Every line of the records below should be restated exactly.

+---+

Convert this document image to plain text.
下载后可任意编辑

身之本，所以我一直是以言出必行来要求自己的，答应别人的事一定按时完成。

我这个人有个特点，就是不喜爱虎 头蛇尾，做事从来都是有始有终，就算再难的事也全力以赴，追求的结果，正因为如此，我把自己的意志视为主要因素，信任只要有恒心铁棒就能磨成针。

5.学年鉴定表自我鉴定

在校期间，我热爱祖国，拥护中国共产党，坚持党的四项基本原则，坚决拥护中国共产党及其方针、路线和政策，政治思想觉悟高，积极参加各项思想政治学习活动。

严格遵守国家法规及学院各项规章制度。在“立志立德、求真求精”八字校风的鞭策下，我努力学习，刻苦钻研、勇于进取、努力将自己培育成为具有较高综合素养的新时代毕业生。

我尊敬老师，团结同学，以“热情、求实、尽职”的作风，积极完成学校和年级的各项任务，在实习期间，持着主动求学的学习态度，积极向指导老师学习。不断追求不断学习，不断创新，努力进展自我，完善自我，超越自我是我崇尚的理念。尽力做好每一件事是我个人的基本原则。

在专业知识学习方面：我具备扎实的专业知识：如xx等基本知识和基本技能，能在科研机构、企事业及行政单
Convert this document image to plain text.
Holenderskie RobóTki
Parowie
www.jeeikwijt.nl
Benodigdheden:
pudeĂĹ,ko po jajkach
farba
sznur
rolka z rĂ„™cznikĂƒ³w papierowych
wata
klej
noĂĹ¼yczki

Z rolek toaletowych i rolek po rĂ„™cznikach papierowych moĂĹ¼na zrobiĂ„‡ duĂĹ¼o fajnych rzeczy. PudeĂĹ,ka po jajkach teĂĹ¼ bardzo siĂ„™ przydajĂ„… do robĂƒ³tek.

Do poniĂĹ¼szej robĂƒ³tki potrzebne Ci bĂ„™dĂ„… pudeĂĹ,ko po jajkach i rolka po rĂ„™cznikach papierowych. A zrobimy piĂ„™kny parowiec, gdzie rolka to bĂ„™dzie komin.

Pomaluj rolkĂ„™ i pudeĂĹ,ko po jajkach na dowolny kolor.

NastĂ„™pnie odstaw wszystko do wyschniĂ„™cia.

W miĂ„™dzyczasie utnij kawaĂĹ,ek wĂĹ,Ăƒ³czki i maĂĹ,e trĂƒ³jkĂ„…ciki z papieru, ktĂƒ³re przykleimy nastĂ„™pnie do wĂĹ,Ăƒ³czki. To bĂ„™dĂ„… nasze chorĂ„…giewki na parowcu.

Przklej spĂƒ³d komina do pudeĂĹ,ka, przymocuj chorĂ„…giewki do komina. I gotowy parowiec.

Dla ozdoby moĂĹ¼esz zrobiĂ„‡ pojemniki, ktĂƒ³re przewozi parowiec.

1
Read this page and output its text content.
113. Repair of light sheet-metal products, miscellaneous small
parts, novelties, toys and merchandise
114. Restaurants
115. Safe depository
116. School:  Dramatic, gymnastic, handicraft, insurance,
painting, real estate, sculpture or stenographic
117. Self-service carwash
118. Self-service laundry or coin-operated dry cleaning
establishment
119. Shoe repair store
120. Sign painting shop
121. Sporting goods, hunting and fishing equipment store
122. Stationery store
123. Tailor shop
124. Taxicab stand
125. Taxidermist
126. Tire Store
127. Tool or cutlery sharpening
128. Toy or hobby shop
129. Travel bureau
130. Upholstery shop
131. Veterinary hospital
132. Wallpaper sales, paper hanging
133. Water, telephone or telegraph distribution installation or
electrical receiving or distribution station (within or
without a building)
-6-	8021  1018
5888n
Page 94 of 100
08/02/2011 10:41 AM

+---+

#### Final result:
Convert this document image to plain text.
下载后可任意编辑

身之本，所以我一直是以言出必行来要求自己的，答应别人的事一定按时完成。

我这个人有个特点，就是不喜爱虎 头蛇尾，做事从来都是有始有终，就算再难的事也全力以赴，追求的结果，正因为如此，我把自己的意志视为主要因素，信任只要有恒心铁棒就能磨成针。

5.学年鉴定表自我鉴定

在校期间，我热爱祖国，拥护中国共产党，坚持党的四项基本原则，坚决拥护中国共产党及其方针、路线和政策，政治思想觉悟高，积极参加各项思想政治学习活动。

严格遵守国家法规及学院各项规章制度。在“立志立德、求真求精”八字校风的鞭策下，我努力学习，刻苦钻研、勇于进取、努力将自己培育成为具有较高综合素养的新时代毕业生。

我尊敬老师，团结同学，以“热情、求实、尽职”的作风，积极完成学校和年级的各项任务，在实习期间，持着主动求学的学习态度，积极向指导老师学习。不断追求不断学习，不断创新，努力进展自我，完善自我，超越自我是我崇尚的理念。尽力做好每一件事是我个人的基本原则。

在专业知识学习方面：我具备扎实的专业知识：如xx等基本知识和基本技能，能在科研机构、企事业及行政单
Convert this document image to plain text.
Holenderskie RobóTki
Parowie
www.jeeikwijt.nl
Benodigdheden:
pudeĂĹ,ko po jajkach
farba
sznur
rolka z rĂ„™cznikĂƒ³w papierowych
wata
klej
noĂĹ¼yczki

Z rolek toaletowych i rolek po rĂ„™cznikach papierowych moĂĹ¼na zrobiĂ„‡ duĂĹ¼o fajnych rzeczy. PudeĂĹ,ka po jajkach teĂĹ¼ bardzo siĂ„™ przydajĂ„… do robĂƒ³tek.

Do poniĂĹ¼szej robĂƒ³tki potrzebne Ci bĂ„™dĂ„… pudeĂĹ,ko po jajkach i rolka po rĂ„™cznikach papierowych. A zrobimy piĂ„™kny parowiec, gdzie rolka to bĂ„™dzie komin.

Pomaluj rolkĂ„™ i pudeĂĹ,ko po jajkach na dowolny kolor.

NastĂ„™pnie odstaw wszystko do wyschniĂ„™cia.

W miĂ„™dzyczasie utnij kawaĂĹ,ek wĂĹ,Ăƒ³czki i maĂĹ,e trĂƒ³jkĂ„…ciki z papieru, ktĂƒ³re przykleimy nastĂ„™pnie do wĂĹ,Ăƒ³czki. To bĂ„™dĂ„… nasze chorĂ„…giewki na parowcu.

Przklej spĂƒ³d komina do pudeĂĹ,ka, przymocuj chorĂ„…giewki do komina. I gotowy parowiec.

Dla ozdoby moĂĹ¼esz zrobiĂ„‡ pojemniki, ktĂƒ³re przewozi parowiec.

1
Read this page and output its text content.
113. Repair of light sheet-metal products, miscellaneous small
parts, novelties, toys and merchandise
114. Restaurants
115. Safe depository
116. School:  Dramatic, gymnastic, handicraft, insurance,
painting, real estate, sculpture or stenographic
117. Self-service carwash
118. Self-service laundry or coin-operated dry cleaning
establishment
119. Shoe repair store
120. Sign painting shop
121. Sporting goods, hunting and fishing equipment store
122. Stationery store
123. Tailor shop
124. Taxicab stand
125. Taxidermist
126. Tire Store
127. Tool or cutlery sharpening
128. Toy or hobby shop
129. Travel bureau
130. Upholstery shop
131. Veterinary hospital
132. Wallpaper sales, paper hanging
133. Water, telephone or telegraph distribution installation or
electrical receiving or distribution station (within or
without a building)
-6-	8021  1018
5888n
Page 94 of 100
08/02/2011 10:41 AM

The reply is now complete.